• **Exercise aim**
From the entries that follow, list every line in which the string "Minor" appears.
*** Data
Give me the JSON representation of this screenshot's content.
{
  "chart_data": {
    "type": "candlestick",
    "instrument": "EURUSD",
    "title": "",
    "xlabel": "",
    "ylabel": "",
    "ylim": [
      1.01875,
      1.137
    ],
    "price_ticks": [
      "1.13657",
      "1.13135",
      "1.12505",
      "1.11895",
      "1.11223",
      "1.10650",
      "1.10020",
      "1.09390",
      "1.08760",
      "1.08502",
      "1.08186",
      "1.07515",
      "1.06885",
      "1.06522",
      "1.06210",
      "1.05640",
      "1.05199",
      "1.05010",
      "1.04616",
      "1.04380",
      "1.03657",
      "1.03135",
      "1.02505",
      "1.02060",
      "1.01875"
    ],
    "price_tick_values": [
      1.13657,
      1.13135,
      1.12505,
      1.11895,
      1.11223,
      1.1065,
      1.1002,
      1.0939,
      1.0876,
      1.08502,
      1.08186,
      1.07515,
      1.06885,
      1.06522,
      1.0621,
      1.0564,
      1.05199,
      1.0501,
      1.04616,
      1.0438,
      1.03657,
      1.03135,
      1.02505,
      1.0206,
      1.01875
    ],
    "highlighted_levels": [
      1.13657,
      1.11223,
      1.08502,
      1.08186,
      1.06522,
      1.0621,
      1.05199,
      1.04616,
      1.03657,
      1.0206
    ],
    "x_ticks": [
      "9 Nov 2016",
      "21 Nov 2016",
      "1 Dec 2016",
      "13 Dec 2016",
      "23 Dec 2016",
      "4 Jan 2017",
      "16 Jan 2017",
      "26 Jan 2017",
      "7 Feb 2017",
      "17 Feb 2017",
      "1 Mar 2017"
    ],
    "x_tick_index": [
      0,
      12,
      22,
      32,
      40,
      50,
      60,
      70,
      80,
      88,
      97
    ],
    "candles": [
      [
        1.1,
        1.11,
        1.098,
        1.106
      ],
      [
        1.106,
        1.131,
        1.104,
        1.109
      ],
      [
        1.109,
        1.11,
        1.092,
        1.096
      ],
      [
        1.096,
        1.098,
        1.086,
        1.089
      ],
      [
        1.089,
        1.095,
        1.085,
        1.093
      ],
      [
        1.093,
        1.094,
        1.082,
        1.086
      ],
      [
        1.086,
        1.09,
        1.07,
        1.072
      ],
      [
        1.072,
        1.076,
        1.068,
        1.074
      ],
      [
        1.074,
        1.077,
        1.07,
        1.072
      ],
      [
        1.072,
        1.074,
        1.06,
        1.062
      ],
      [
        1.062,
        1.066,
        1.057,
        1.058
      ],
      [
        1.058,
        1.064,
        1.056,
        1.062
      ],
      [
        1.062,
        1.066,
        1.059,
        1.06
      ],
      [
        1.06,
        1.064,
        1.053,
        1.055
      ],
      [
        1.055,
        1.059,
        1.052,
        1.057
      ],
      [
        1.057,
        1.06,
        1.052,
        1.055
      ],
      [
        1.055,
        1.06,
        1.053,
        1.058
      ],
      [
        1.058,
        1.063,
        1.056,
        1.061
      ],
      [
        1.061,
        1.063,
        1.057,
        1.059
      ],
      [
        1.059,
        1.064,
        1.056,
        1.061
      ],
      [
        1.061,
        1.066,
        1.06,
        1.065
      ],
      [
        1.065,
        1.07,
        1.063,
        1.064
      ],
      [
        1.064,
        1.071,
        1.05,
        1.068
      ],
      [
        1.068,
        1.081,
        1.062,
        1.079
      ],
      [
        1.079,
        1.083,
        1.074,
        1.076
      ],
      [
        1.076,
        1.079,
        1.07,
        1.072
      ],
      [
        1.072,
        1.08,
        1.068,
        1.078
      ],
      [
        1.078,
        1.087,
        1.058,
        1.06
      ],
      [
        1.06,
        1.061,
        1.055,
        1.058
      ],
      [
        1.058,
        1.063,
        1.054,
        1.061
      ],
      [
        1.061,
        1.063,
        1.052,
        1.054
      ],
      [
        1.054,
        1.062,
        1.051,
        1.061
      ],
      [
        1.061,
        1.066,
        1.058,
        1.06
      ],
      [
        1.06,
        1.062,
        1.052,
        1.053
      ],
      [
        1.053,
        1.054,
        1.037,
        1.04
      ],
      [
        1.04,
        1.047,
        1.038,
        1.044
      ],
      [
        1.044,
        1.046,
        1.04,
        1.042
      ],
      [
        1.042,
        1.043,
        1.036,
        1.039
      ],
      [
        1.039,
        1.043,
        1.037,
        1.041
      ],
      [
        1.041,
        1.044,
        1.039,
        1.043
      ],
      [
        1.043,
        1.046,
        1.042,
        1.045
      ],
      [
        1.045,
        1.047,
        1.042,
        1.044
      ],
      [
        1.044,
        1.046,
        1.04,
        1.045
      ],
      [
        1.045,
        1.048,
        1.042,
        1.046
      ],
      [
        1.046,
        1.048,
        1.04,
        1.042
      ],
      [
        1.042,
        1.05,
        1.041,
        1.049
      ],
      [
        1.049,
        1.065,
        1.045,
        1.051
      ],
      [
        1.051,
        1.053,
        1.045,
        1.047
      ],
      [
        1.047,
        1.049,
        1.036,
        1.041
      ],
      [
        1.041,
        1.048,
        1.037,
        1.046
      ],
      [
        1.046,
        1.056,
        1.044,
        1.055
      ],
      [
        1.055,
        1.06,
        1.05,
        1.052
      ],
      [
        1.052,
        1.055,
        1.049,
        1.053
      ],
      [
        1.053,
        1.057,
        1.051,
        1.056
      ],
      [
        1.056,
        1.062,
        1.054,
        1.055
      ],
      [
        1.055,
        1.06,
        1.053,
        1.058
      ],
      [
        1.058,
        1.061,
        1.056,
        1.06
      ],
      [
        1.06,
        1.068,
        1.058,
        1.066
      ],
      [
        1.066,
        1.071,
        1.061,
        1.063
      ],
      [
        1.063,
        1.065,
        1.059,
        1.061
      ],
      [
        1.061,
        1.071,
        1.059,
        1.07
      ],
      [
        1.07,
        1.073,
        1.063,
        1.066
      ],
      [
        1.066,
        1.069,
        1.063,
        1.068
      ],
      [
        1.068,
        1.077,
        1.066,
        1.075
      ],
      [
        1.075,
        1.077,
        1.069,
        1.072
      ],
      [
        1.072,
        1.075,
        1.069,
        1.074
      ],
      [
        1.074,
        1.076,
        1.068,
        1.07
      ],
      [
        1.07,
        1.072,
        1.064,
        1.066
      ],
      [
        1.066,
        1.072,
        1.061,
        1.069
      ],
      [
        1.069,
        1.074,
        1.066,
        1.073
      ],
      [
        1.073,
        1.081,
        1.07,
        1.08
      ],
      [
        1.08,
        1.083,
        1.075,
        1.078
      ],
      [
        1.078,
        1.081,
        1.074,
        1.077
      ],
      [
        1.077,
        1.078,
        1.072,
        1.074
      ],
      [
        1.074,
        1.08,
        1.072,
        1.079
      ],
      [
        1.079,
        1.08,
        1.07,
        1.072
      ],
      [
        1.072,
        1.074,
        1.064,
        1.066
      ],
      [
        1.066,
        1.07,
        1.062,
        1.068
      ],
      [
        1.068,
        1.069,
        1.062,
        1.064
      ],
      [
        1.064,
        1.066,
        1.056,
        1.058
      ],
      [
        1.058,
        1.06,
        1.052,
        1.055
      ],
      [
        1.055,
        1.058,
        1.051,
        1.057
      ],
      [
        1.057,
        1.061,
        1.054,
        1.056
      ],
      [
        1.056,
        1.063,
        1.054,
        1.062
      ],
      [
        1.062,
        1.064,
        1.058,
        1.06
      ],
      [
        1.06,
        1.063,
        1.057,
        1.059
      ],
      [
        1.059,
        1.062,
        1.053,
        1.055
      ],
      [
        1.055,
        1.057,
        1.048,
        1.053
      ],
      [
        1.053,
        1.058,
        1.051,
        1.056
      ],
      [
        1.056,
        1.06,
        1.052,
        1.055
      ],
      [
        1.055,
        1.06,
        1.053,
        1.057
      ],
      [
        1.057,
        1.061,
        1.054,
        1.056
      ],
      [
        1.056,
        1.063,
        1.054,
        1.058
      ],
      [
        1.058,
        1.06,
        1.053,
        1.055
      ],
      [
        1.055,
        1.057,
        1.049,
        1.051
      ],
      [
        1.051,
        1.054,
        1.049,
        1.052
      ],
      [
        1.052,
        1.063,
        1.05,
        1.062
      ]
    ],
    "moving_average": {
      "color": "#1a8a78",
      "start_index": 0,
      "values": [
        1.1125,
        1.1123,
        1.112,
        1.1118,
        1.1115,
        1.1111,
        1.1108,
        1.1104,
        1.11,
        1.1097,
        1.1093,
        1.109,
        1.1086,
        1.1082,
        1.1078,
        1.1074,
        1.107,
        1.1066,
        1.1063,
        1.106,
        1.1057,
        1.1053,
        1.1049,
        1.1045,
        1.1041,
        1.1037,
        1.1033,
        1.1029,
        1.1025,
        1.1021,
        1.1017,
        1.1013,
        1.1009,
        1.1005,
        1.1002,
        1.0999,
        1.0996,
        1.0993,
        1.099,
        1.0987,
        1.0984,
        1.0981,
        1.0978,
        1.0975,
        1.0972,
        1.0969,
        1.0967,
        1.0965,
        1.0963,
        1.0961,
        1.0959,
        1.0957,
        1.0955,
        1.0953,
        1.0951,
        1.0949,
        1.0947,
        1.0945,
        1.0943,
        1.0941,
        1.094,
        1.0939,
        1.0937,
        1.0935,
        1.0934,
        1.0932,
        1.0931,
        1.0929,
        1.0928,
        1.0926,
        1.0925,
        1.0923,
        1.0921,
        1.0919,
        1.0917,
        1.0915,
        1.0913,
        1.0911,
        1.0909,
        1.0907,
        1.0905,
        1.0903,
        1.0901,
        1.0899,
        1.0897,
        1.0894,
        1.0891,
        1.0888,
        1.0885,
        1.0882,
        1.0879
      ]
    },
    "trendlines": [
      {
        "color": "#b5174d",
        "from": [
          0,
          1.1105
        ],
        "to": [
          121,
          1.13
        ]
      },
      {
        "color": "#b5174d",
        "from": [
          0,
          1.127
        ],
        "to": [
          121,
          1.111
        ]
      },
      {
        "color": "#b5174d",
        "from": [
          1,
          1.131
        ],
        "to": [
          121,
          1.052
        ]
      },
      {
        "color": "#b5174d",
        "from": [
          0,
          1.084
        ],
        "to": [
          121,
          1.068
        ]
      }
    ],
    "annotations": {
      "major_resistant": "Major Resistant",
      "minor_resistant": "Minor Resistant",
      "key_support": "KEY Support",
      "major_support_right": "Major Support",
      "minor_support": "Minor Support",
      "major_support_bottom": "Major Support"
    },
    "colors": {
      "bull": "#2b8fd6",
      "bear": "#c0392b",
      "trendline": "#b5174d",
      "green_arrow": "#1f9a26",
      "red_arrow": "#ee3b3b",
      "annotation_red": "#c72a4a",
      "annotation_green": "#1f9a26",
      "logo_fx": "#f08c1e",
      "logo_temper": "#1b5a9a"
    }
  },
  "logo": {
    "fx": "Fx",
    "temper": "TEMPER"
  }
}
******
• **The response**
      "minor_resistant": "Minor Resistant",
      "minor_support": "Minor Support",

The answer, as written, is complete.